*Exercise prompt*
Continue the essay below about learning to be vulnerable at work, picking up after its last sentence.

*Text passage*

Anand Dass
3 min readOct 26, 2018


Vulnerable |ˈvəln(ə)rəb(ə)l| adjective; susceptible to physical or emotional attack or harm

I don’t know about you, but I find it hard to be vulnerable in my professional life. Feeling vulnerable is scary. Because it feels like a loss of control.

It feels like a loss of control because being vulnerable opens the door to judgement. Judgment that others won’t like what they hear and see. That I will get feedback that I won’t like. At least, that’s the story I told myself.

I had to make a decision

Last year, I was compelled to make a decision if I was OK being vulnerable.

I had recently joined Facebook after spending 5 years working at various startups. After 6 months at Facebook, I got feedback that my interactions were transactional and that I wasn’t actively seeking to collaborate with others to get feedback. It was like a punch to my gut.

Copyright: Alex Proimos

Acknowledging underlying emotions

My defense mechanism kicked-in. I mothballed the feedback under “large company B.S”.

Then, I attributed it to learned helplessness.

I told others that founders learn to get shit done with no resources. Time is the only currency a founder doesn’t have. There is no one to go to for help. The fastest way to get any outcome is to go do something. Even if it means doing something small and alone. I believed that this is THE way to operate and win. Therein lay the danger.

Dogmas have the power to harm

They prevent us from taking a fact based approach to solving problem.

I felt that asking for help meant that I couldn’t get something done by myself. I was afraid of losing my sense of accomplishment and pride. I would no longer be the Superman in my story. What if they had feedback for me that ran counter to my beliefs? It was as if I wanted to preserve my misplaced self-perception of superiority.

*Data records*
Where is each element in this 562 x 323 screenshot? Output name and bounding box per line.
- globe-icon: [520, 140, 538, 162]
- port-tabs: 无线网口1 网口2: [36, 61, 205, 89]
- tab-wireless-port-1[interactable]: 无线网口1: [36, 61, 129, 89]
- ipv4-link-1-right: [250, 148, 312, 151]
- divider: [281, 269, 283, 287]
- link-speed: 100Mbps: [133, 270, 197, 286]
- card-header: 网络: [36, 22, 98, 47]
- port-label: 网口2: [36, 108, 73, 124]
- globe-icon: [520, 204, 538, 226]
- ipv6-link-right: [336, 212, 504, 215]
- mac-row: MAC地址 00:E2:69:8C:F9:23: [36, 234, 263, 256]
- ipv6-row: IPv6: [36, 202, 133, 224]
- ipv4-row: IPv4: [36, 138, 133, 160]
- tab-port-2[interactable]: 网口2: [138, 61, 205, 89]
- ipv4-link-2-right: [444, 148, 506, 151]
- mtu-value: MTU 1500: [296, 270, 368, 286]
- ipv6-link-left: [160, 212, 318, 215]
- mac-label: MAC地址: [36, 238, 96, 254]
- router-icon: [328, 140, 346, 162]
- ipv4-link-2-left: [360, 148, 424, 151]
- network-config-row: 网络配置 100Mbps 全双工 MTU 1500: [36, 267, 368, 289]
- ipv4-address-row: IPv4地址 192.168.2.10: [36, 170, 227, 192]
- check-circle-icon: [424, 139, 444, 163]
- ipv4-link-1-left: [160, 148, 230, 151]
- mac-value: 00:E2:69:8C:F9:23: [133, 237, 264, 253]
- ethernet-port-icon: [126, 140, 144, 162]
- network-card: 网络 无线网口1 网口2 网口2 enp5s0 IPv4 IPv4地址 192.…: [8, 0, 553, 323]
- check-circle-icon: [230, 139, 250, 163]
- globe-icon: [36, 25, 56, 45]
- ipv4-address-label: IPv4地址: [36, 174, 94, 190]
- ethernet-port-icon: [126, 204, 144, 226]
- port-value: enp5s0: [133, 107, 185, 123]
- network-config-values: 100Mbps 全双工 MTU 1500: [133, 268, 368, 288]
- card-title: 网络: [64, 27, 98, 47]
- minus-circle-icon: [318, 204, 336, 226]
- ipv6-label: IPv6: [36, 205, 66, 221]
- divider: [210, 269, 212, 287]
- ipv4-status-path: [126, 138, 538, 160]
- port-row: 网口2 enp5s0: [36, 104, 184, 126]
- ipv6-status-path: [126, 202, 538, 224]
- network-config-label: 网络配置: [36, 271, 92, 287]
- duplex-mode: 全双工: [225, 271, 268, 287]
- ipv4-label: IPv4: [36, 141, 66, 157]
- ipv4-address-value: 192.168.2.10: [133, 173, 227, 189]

*Written response*
Notice the feelings; fear, unhealthy pride, blind-spot inducing urgency.

None of these are healthy underlying emotions. So how do you build positive, underlying emotions?

Vulnerability creates a positive feedback loop

As counterintuitive as it sounds, by being vulnerable we have the opportunity to create a feedback loop to build positive underlying emotions.

Copyright: PGCAP

By being open, transparent and sharing publicly how I felt privately, I could build a direct and continual channel for feedback. Constantly seeking feedback helps adapt pre-existing mental models.That is powerful.

Strength is to vulnerability as winning is to practice.

It’s like forging a sword in the fire; one couldn’t come into being without the other. They are two sides of the same coin.

Deep down we are all afraid; we tell ourselves stories of everything that could go wrong if we are open and vulnerable. It’s OK to feel that way; I know I do. But not addressing that fear head on is like driving with one foot on the brake and one on the gas.

If you have read this far, then I have a question for you :-)

What are some “safe” ways to experiment with being open and vulnerable that have worked for you?